# Directions
Copy each line with the word "Value" in it.

# Exercise data

** BEGIN **

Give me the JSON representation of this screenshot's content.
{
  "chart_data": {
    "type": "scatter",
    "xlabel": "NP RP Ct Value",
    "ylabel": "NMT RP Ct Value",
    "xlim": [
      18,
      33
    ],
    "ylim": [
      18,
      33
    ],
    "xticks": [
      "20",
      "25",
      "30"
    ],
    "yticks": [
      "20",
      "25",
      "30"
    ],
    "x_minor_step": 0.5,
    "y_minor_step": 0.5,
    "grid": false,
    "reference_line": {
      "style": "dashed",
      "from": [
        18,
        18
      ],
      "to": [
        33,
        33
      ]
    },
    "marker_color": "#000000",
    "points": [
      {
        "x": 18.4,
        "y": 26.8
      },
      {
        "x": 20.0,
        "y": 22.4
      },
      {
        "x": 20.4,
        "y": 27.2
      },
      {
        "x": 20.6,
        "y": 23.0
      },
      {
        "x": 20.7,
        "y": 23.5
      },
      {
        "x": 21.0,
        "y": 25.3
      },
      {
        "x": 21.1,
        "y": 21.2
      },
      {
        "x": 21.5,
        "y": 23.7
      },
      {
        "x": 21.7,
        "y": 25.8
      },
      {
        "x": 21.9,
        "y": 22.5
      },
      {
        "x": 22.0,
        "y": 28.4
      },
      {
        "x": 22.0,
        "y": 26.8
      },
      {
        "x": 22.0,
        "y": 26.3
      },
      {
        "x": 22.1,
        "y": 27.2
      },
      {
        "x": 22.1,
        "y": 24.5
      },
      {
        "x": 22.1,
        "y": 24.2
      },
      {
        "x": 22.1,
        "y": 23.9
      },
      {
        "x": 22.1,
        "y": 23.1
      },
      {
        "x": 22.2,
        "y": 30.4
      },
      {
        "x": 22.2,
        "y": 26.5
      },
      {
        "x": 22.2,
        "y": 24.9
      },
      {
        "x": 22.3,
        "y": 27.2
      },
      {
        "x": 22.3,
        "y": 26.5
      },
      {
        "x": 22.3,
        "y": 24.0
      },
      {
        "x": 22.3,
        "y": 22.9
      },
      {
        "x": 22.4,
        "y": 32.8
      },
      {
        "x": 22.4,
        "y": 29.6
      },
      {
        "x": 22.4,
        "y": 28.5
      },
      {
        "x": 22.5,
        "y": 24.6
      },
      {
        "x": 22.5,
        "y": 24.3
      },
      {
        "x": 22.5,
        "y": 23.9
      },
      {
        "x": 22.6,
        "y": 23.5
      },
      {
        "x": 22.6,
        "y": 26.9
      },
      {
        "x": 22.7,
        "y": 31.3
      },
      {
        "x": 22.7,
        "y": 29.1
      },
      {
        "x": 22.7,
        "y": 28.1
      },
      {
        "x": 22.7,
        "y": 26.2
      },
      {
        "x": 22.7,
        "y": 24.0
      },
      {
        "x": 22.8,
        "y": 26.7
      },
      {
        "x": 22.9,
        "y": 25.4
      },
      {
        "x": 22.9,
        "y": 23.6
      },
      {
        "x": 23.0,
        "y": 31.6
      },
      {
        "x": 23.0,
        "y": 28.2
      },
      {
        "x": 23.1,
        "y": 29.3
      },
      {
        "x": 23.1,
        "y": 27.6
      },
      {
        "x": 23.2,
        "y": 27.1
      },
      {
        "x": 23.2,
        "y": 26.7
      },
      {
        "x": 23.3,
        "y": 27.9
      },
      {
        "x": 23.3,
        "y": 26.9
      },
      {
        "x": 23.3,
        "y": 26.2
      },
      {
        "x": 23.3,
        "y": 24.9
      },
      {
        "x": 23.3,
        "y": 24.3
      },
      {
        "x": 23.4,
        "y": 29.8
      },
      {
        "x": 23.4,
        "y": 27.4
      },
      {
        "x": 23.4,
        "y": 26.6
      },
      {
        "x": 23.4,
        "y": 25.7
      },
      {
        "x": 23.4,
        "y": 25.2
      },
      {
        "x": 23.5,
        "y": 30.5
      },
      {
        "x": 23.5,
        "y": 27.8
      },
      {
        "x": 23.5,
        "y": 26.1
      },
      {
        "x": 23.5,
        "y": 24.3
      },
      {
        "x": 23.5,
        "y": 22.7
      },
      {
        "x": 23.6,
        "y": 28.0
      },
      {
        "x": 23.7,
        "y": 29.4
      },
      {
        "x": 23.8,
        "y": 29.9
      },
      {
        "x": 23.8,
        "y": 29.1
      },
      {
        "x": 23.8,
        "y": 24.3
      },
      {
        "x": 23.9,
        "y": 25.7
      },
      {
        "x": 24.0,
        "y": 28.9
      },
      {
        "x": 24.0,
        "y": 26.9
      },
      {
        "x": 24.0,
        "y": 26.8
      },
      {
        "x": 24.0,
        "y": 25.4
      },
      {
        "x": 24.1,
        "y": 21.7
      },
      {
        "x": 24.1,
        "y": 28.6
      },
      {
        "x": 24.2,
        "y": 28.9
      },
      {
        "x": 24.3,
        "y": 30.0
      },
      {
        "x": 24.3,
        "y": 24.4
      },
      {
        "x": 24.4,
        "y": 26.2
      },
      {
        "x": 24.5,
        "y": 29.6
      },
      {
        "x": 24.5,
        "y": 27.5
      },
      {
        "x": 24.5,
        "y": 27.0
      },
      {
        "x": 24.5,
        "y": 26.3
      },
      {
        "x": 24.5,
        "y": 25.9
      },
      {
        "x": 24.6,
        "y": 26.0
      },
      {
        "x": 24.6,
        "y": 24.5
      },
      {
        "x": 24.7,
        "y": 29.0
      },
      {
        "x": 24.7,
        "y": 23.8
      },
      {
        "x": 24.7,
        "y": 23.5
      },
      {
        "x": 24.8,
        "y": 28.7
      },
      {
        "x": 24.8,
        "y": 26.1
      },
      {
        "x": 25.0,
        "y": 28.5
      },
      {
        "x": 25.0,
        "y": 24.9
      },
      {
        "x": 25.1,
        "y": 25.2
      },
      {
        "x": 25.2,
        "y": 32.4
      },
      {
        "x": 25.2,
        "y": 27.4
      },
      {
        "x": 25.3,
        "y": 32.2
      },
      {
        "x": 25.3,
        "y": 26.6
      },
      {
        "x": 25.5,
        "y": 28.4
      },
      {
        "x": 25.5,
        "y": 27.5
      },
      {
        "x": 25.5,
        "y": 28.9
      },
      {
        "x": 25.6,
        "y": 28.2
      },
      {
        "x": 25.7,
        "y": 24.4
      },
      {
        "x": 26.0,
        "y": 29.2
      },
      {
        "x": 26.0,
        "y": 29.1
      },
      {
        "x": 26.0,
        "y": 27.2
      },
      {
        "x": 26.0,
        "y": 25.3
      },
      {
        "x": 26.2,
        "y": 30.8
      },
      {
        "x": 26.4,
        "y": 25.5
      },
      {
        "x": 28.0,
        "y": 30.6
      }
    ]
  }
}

** END **

# The output
    "xlabel": "NP RP Ct Value",
    "ylabel": "NMT RP Ct Value",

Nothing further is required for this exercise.